__TASK DIRECTIONS__. Tally up the lines where the string "this" appears; reply with the number only.

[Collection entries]
###
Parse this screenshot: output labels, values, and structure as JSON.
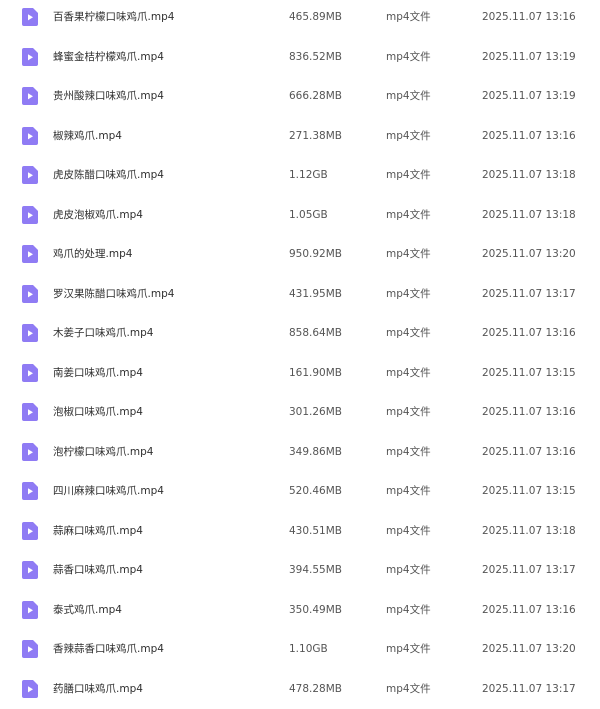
{
  "icon": {
    "name": "video-file-icon",
    "color": "#8f7bf4"
  },
  "files": [
    {
      "name": "百香果柠檬口味鸡爪.mp4",
      "size": "465.89MB",
      "type": "mp4文件",
      "modified": "2025.11.07 13:16"
    },
    {
      "name": "蜂蜜金桔柠檬鸡爪.mp4",
      "size": "836.52MB",
      "type": "mp4文件",
      "modified": "2025.11.07 13:19"
    },
    {
      "name": "贵州酸辣口味鸡爪.mp4",
      "size": "666.28MB",
      "type": "mp4文件",
      "modified": "2025.11.07 13:19"
    },
    {
      "name": "椒辣鸡爪.mp4",
      "size": "271.38MB",
      "type": "mp4文件",
      "modified": "2025.11.07 13:16"
    },
    {
      "name": "虎皮陈醋口味鸡爪.mp4",
      "size": "1.12GB",
      "type": "mp4文件",
      "modified": "2025.11.07 13:18"
    },
    {
      "name": "虎皮泡椒鸡爪.mp4",
      "size": "1.05GB",
      "type": "mp4文件",
      "modified": "2025.11.07 13:18"
    },
    {
      "name": "鸡爪的处理.mp4",
      "size": "950.92MB",
      "type": "mp4文件",
      "modified": "2025.11.07 13:20"
    },
    {
      "name": "罗汉果陈醋口味鸡爪.mp4",
      "size": "431.95MB",
      "type": "mp4文件",
      "modified": "2025.11.07 13:17"
    },
    {
      "name": "木姜子口味鸡爪.mp4",
      "size": "858.64MB",
      "type": "mp4文件",
      "modified": "2025.11.07 13:16"
    },
    {
      "name": "南姜口味鸡爪.mp4",
      "size": "161.90MB",
      "type": "mp4文件",
      "modified": "2025.11.07 13:15"
    },
    {
      "name": "泡椒口味鸡爪.mp4",
      "size": "301.26MB",
      "type": "mp4文件",
      "modified": "2025.11.07 13:16"
    },
    {
      "name": "泡柠檬口味鸡爪.mp4",
      "size": "349.86MB",
      "type": "mp4文件",
      "modified": "2025.11.07 13:16"
    },
    {
      "name": "四川麻辣口味鸡爪.mp4",
      "size": "520.46MB",
      "type": "mp4文件",
      "modified": "2025.11.07 13:15"
    },
    {
      "name": "蒜麻口味鸡爪.mp4",
      "size": "430.51MB",
      "type": "mp4文件",
      "modified": "2025.11.07 13:18"
    },
    {
      "name": "蒜香口味鸡爪.mp4",
      "size": "394.55MB",
      "type": "mp4文件",
      "modified": "2025.11.07 13:17"
    },
    {
      "name": "泰式鸡爪.mp4",
      "size": "350.49MB",
      "type": "mp4文件",
      "modified": "2025.11.07 13:16"
    },
    {
      "name": "香辣蒜香口味鸡爪.mp4",
      "size": "1.10GB",
      "type": "mp4文件",
      "modified": "2025.11.07 13:20"
    },
    {
      "name": "药膳口味鸡爪.mp4",
      "size": "478.28MB",
      "type": "mp4文件",
      "modified": "2025.11.07 13:17"
    }
  ]
}
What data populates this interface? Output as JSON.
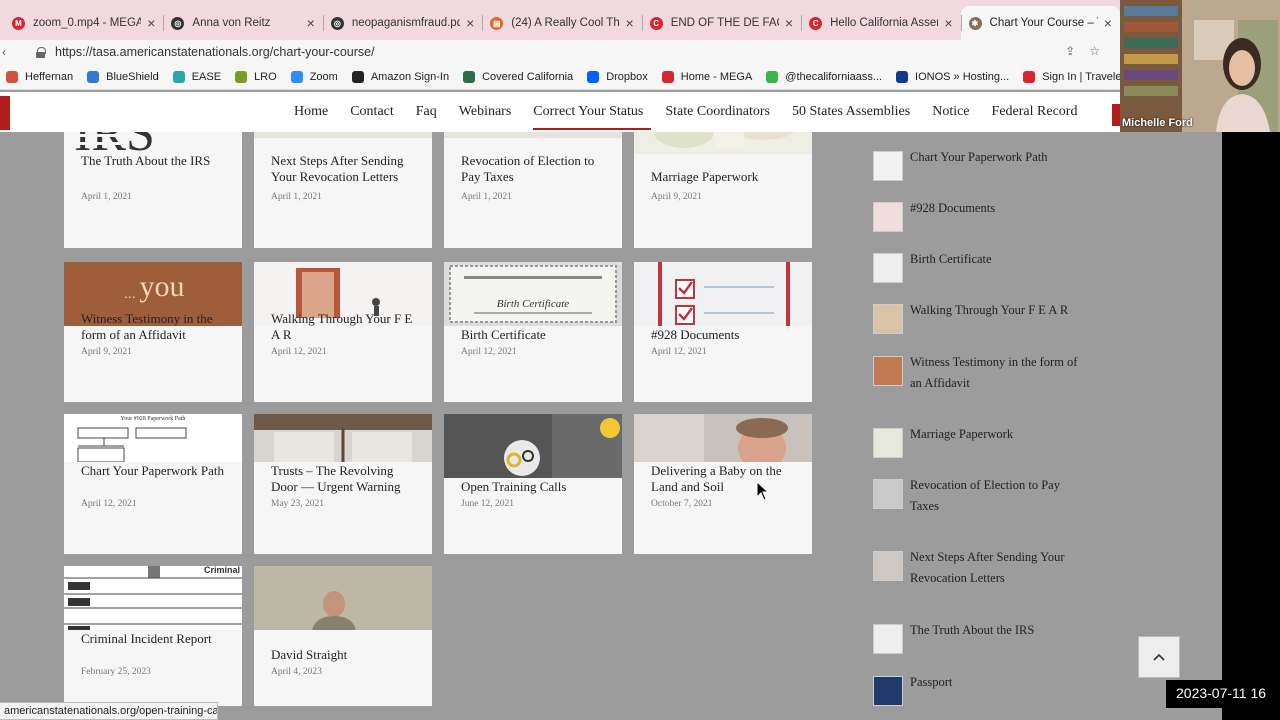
###
__RESPONSE__. 2